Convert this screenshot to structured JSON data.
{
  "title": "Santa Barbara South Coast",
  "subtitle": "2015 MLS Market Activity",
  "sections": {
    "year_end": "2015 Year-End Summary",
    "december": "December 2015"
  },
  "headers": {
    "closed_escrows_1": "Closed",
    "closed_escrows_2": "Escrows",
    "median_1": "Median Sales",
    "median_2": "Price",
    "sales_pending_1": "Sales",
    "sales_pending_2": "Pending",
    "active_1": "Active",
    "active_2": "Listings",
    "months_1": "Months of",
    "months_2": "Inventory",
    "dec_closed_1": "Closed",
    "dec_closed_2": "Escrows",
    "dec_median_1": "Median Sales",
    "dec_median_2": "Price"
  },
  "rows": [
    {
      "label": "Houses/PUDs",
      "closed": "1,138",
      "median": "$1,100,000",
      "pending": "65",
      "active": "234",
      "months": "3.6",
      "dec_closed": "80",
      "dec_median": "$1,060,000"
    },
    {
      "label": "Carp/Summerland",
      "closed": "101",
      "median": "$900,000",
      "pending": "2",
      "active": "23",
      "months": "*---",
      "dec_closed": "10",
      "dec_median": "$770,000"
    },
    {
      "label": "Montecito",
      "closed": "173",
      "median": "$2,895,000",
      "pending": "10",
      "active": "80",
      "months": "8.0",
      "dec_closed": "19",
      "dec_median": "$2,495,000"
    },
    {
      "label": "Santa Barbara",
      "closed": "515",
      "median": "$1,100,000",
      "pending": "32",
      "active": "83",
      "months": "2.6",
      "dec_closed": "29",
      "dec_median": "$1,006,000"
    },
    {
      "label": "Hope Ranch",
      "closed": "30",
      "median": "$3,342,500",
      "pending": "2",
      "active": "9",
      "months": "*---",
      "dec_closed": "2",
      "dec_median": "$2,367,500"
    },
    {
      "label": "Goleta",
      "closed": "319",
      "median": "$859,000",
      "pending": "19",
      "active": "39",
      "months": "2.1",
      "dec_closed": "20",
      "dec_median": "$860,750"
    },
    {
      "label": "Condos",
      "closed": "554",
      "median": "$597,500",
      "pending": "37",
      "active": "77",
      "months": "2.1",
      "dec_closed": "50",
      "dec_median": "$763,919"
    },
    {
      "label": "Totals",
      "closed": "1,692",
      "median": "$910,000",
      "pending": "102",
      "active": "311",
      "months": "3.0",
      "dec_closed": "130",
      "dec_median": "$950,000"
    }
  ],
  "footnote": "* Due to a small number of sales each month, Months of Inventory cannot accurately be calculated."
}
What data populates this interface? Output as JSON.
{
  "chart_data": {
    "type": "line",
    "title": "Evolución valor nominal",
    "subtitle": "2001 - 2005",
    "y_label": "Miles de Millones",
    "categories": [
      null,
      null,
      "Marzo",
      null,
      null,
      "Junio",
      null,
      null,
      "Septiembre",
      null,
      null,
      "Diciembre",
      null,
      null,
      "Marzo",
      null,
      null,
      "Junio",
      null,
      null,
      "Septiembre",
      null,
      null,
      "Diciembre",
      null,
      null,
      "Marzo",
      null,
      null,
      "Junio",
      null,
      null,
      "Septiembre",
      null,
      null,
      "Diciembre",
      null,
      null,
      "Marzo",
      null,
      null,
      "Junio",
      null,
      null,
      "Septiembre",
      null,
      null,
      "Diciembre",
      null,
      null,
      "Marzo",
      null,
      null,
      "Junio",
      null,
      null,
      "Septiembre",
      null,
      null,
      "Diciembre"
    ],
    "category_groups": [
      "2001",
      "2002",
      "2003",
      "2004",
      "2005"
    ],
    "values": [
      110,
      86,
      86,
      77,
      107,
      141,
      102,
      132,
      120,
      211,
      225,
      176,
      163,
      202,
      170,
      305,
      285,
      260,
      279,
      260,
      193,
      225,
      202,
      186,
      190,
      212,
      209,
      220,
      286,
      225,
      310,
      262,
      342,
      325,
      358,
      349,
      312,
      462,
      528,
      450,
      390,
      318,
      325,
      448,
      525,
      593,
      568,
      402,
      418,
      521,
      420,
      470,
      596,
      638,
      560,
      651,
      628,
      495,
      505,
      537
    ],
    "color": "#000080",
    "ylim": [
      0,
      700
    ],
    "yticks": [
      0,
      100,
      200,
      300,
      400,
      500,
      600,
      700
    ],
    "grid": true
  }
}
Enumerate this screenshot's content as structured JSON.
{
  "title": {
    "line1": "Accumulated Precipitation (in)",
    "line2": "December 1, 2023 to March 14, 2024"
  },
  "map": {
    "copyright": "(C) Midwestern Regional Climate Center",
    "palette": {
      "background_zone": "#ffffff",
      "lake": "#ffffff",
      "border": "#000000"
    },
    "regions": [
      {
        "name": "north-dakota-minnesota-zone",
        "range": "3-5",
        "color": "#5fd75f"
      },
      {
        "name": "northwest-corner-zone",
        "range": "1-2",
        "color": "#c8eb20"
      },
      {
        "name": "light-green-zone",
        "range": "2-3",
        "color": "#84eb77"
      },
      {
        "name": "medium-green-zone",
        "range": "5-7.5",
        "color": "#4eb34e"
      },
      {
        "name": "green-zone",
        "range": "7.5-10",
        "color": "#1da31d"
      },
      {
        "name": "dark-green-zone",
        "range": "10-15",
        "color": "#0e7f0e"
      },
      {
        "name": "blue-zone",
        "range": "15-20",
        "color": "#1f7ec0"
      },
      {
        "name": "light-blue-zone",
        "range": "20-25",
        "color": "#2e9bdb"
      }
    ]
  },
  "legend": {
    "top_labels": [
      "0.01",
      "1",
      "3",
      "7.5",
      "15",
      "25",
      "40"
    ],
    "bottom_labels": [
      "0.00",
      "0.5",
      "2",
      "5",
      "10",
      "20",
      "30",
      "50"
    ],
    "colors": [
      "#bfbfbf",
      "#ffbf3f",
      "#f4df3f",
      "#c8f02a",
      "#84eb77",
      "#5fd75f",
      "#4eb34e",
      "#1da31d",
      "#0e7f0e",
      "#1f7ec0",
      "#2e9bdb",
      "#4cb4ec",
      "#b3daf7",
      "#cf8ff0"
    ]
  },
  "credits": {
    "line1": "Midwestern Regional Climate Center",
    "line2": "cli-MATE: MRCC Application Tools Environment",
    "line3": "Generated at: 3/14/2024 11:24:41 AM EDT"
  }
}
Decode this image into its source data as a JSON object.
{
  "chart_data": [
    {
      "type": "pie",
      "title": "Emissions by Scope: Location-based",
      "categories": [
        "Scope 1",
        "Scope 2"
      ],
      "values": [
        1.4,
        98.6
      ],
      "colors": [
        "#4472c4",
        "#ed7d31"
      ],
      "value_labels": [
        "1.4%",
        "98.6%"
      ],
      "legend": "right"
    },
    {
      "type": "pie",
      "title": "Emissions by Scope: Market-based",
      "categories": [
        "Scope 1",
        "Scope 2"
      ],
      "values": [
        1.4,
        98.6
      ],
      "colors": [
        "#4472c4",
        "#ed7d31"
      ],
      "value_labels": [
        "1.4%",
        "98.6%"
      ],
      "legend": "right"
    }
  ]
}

........

Direction: Take the data above and return it exactly.

Solution below:
Convert this screenshot to structured JSON data.
{
  "title": "Santa Barbara South Coast",
  "subtitle": "2015 MLS Market Activity",
  "sections": {
    "year_end": "2015 Year-End Summary",
    "december": "December 2015"
  },
  "headers": {
    "closed_escrows_1": "Closed",
    "closed_escrows_2": "Escrows",
    "median_1": "Median Sales",
    "median_2": "Price",
    "sales_pending_1": "Sales",
    "sales_pending_2": "Pending",
    "active_1": "Active",
    "active_2": "Listings",
    "months_1": "Months of",
    "months_2": "Inventory",
    "dec_closed_1": "Closed",
    "dec_closed_2": "Escrows",
    "dec_median_1": "Median Sales",
    "dec_median_2": "Price"
  },
  "rows": [
    {
      "label": "Houses/PUDs",
      "closed": "1,138",
      "median": "$1,100,000",
      "pending": "65",
      "active": "234",
      "months": "3.6",
      "dec_closed": "80",
      "dec_median": "$1,060,000"
    },
    {
      "label": "Carp/Summerland",
      "closed": "101",
      "median": "$900,000",
      "pending": "2",
      "active": "23",
      "months": "*---",
      "dec_closed": "10",
      "dec_median": "$770,000"
    },
    {
      "label": "Montecito",
      "closed": "173",
      "median": "$2,895,000",
      "pending": "10",
      "active": "80",
      "months": "8.0",
      "dec_closed": "19",
      "dec_median": "$2,495,000"
    },
    {
      "label": "Santa Barbara",
      "closed": "515",
      "median": "$1,100,000",
      "pending": "32",
      "active": "83",
      "months": "2.6",
      "dec_closed": "29",
      "dec_median": "$1,006,000"
    },
    {
      "label": "Hope Ranch",
      "closed": "30",
      "median": "$3,342,500",
      "pending": "2",
      "active": "9",
      "months": "*---",
      "dec_closed": "2",
      "dec_median": "$2,367,500"
    },
    {
      "label": "Goleta",
      "closed": "319",
      "median": "$859,000",
      "pending": "19",
      "active": "39",
      "months": "2.1",
      "dec_closed": "20",
      "dec_median": "$860,750"
    },
    {
      "label": "Condos",
      "closed": "554",
      "median": "$597,500",
      "pending": "37",
      "active": "77",
      "months": "2.1",
      "dec_closed": "50",
      "dec_median": "$763,919"
    },
    {
      "label": "Totals",
      "closed": "1,692",
      "median": "$910,000",
      "pending": "102",
      "active": "311",
      "months": "3.0",
      "dec_closed": "130",
      "dec_median": "$950,000"
    }
  ],
  "footnote": "* Due to a small number of sales each month, Months of Inventory cannot accurately be calculated."
}
What data populates this interface? Output as JSON.
{
  "chart_data": {
    "type": "line",
    "title": "Evolución valor nominal",
    "subtitle": "2001 - 2005",
    "y_label": "Miles de Millones",
    "categories": [
      null,
      null,
      "Marzo",
      null,
      null,
      "Junio",
      null,
      null,
      "Septiembre",
      null,
      null,
      "Diciembre",
      null,
      null,
      "Marzo",
      null,
      null,
      "Junio",
      null,
      null,
      "Septiembre",
      null,
      null,
      "Diciembre",
      null,
      null,
      "Marzo",
      null,
      null,
      "Junio",
      null,
      null,
      "Septiembre",
      null,
      null,
      "Diciembre",
      null,
      null,
      "Marzo",
      null,
      null,
      "Junio",
      null,
      null,
      "Septiembre",
      null,
      null,
      "Diciembre",
      null,
      null,
      "Marzo",
      null,
      null,
      "Junio",
      null,
      null,
      "Septiembre",
      null,
      null,
      "Diciembre"
    ],
    "category_groups": [
      "2001",
      "2002",
      "2003",
      "2004",
      "2005"
    ],
    "values": [
      110,
      86,
      86,
      77,
      107,
      141,
      102,
      132,
      120,
      211,
      225,
      176,
      163,
      202,
      170,
      305,
      285,
      260,
      279,
      260,
      193,
      225,
      202,
      186,
      190,
      212,
      209,
      220,
      286,
      225,
      310,
      262,
      342,
      325,
      358,
      349,
      312,
      462,
      528,
      450,
      390,
      318,
      325,
      448,
      525,
      593,
      568,
      402,
      418,
      521,
      420,
      470,
      596,
      638,
      560,
      651,
      628,
      495,
      505,
      537
    ],
    "color": "#000080",
    "ylim": [
      0,
      700
    ],
    "yticks": [
      0,
      100,
      200,
      300,
      400,
      500,
      600,
      700
    ],
    "grid": true
  }
}
Enumerate this screenshot's content as structured JSON.
{
  "title": {
    "line1": "Accumulated Precipitation (in)",
    "line2": "December 1, 2023 to March 14, 2024"
  },
  "map": {
    "copyright": "(C) Midwestern Regional Climate Center",
    "palette": {
      "background_zone": "#ffffff",
      "lake": "#ffffff",
      "border": "#000000"
    },
    "regions": [
      {
        "name": "north-dakota-minnesota-zone",
        "range": "3-5",
        "color": "#5fd75f"
      },
      {
        "name": "northwest-corner-zone",
        "range": "1-2",
        "color": "#c8eb20"
      },
      {
        "name": "light-green-zone",
        "range": "2-3",
        "color": "#84eb77"
      },
      {
        "name": "medium-green-zone",
        "range": "5-7.5",
        "color": "#4eb34e"
      },
      {
        "name": "green-zone",
        "range": "7.5-10",
        "color": "#1da31d"
      },
      {
        "name": "dark-green-zone",
        "range": "10-15",
        "color": "#0e7f0e"
      },
      {
        "name": "blue-zone",
        "range": "15-20",
        "color": "#1f7ec0"
      },
      {
        "name": "light-blue-zone",
        "range": "20-25",
        "color": "#2e9bdb"
      }
    ]
  },
  "legend": {
    "top_labels": [
      "0.01",
      "1",
      "3",
      "7.5",
      "15",
      "25",
      "40"
    ],
    "bottom_labels": [
      "0.00",
      "0.5",
      "2",
      "5",
      "10",
      "20",
      "30",
      "50"
    ],
    "colors": [
      "#bfbfbf",
      "#ffbf3f",
      "#f4df3f",
      "#c8f02a",
      "#84eb77",
      "#5fd75f",
      "#4eb34e",
      "#1da31d",
      "#0e7f0e",
      "#1f7ec0",
      "#2e9bdb",
      "#4cb4ec",
      "#b3daf7",
      "#cf8ff0"
    ]
  },
  "credits": {
    "line1": "Midwestern Regional Climate Center",
    "line2": "cli-MATE: MRCC Application Tools Environment",
    "line3": "Generated at: 3/14/2024 11:24:41 AM EDT"
  }
}
Decode this image into its source data as a JSON object.
{
  "chart_data": [
    {
      "type": "pie",
      "title": "Emissions by Scope: Location-based",
      "categories": [
        "Scope 1",
        "Scope 2"
      ],
      "values": [
        1.4,
        98.6
      ],
      "colors": [
        "#4472c4",
        "#ed7d31"
      ],
      "value_labels": [
        "1.4%",
        "98.6%"
      ],
      "legend": "right"
    },
    {
      "type": "pie",
      "title": "Emissions by Scope: Market-based",
      "categories": [
        "Scope 1",
        "Scope 2"
      ],
      "values": [
        1.4,
        98.6
      ],
      "colors": [
        "#4472c4",
        "#ed7d31"
      ],
      "value_labels": [
        "1.4%",
        "98.6%"
      ],
      "legend": "right"
    }
  ]
}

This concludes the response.